Stated goal 1
Return the records from their first line through the line containing "tasks-list [143,664,928,880]", both ends included, repeating each line unchanged.

Source document
Find all pairs of positive integers $(m,n)$ for which there exist relatively prime integers $a$ and $b$ greater than $1$ such that $$\frac{a^m+b^m}{a^n+b^n}$$ is an integer.
Problem
Source: MEMO 2015, problem I-4.
Tags: number theory, relatively prime, Exponents, factorization, Euclidean algorithm
27.08.2015 18:58
The proof consists of three steps. (1) We cannot have $0<m<n$. (2) We cannot have $n<m\le 2n$. (3) If $a^n+b^n\mid a^m+b^m$, then the same holds if we switch $m$ to $m-2n$. From these, it follows that if some exponent $m$ works, then its residue upon division by $n$ (in range $[1,2n]$) works as well, and this residue can only be $n$ because of (1-3). As a corollary, the solutions have the form $((2k-1)n,n)$ where $k,n$ are arbitrary positive integers, and they work due to the result $x+y\mid x^{2k-1}+y^{2k-1}$ (we may take arbitrary $a,b$). (1) is obvious because if $0\le m<n$, then $0<a^m+b^m<a^n+b^n$, thus it cannot be divisible by $a^n+b^n$. Let $d:=a^n+b^n$. Then we have the following: $$d\mid a^m\pm b^m\implies d\mid a^{m-n}\mp b^{m-n}.\quad (*)$$ This is true because $$a^m\pm b^m \mp b^{m-n}(a^n+b^n)=a^m\mp b^{m-n}a^n=a^n(a^{m-n}\mp b^{m-n}),$$ where $d$ and $a$ are coprime as if they shared a prime divisor, it would also divide $b$. (2) follows because for $n<m<2n$, $d\mid a^m+b^m$ implies $d\mid a^{m-n}-b^{m-n}$ where $0<m-n<n$. This shows that $a^{m-n}-b^{m-n}$ is non-zero, and that its absolute value is at most $\max\{a^{m-n},b^{m-n}\}<a^n+b^n$, and hence it is not divisible by $d$, contradiction. (3) is an immediate corollary of $(*)$ because $$d\mid a^m+b^m\implies d\mid a^{m-n}-b^{m-n}\implies d\mid a^{m-2n}+b^{m-2n}.$$ Answer: $(m,n)=((2k-1)n,n)$ with $n,k$ positive integers.

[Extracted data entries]
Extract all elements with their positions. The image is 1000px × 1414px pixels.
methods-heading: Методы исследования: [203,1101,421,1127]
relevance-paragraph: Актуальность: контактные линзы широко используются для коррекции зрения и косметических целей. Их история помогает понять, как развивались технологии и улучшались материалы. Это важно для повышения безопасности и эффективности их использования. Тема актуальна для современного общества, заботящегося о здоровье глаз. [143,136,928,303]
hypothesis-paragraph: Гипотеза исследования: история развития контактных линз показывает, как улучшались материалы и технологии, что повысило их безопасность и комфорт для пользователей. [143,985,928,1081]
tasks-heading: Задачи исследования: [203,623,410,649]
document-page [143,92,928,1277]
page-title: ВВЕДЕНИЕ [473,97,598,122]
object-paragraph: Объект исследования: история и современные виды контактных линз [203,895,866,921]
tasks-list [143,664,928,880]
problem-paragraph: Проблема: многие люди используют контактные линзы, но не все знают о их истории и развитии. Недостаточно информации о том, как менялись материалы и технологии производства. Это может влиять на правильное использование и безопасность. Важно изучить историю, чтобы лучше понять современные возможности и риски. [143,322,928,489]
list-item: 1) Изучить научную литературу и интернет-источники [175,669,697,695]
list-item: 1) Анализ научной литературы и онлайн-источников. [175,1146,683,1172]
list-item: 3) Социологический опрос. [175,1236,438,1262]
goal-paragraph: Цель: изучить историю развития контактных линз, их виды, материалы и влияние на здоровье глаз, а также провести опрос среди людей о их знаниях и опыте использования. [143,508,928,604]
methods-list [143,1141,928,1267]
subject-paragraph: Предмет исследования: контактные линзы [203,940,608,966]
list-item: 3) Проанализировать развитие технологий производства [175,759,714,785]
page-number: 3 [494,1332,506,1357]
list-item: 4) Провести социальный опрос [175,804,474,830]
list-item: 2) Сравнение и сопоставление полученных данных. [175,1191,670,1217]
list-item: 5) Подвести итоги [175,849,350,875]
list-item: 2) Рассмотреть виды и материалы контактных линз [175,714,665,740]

Stated goal 2
Answer these questions about the divisibility problem page:
(a) What source does the page give for the problem?
(b) Which of the three proof steps is described as obvious, and what does that step state?
(c) What form do the solutions $(m,n)$ take according to the final answer?

Response 1
Extract all elements with their positions. The image is 1000px × 1414px pixels.
methods-heading: Методы исследования: [203,1101,421,1127]
relevance-paragraph: Актуальность: контактные линзы широко используются для коррекции зрения и косметических целей. Их история помогает понять, как развивались технологии и улучшались материалы. Это важно для повышения безопасности и эффективности их использования. Тема актуальна для современного общества, заботящегося о здоровье глаз. [143,136,928,303]
hypothesis-paragraph: Гипотеза исследования: история развития контактных линз показывает, как улучшались материалы и технологии, что повысило их безопасность и комфорт для пользователей. [143,985,928,1081]
tasks-heading: Задачи исследования: [203,623,410,649]
document-page [143,92,928,1277]
page-title: ВВЕДЕНИЕ [473,97,598,122]
object-paragraph: Объект исследования: история и современные виды контактных линз [203,895,866,921]
tasks-list [143,664,928,880]

Response 2
(a) MEMO 2015, problem I-4.
(b) Step (1), which states that we cannot have $0<m<n$.
(c) $(m,n)=((2k-1)n,n)$, with $n$ and $k$ positive integers.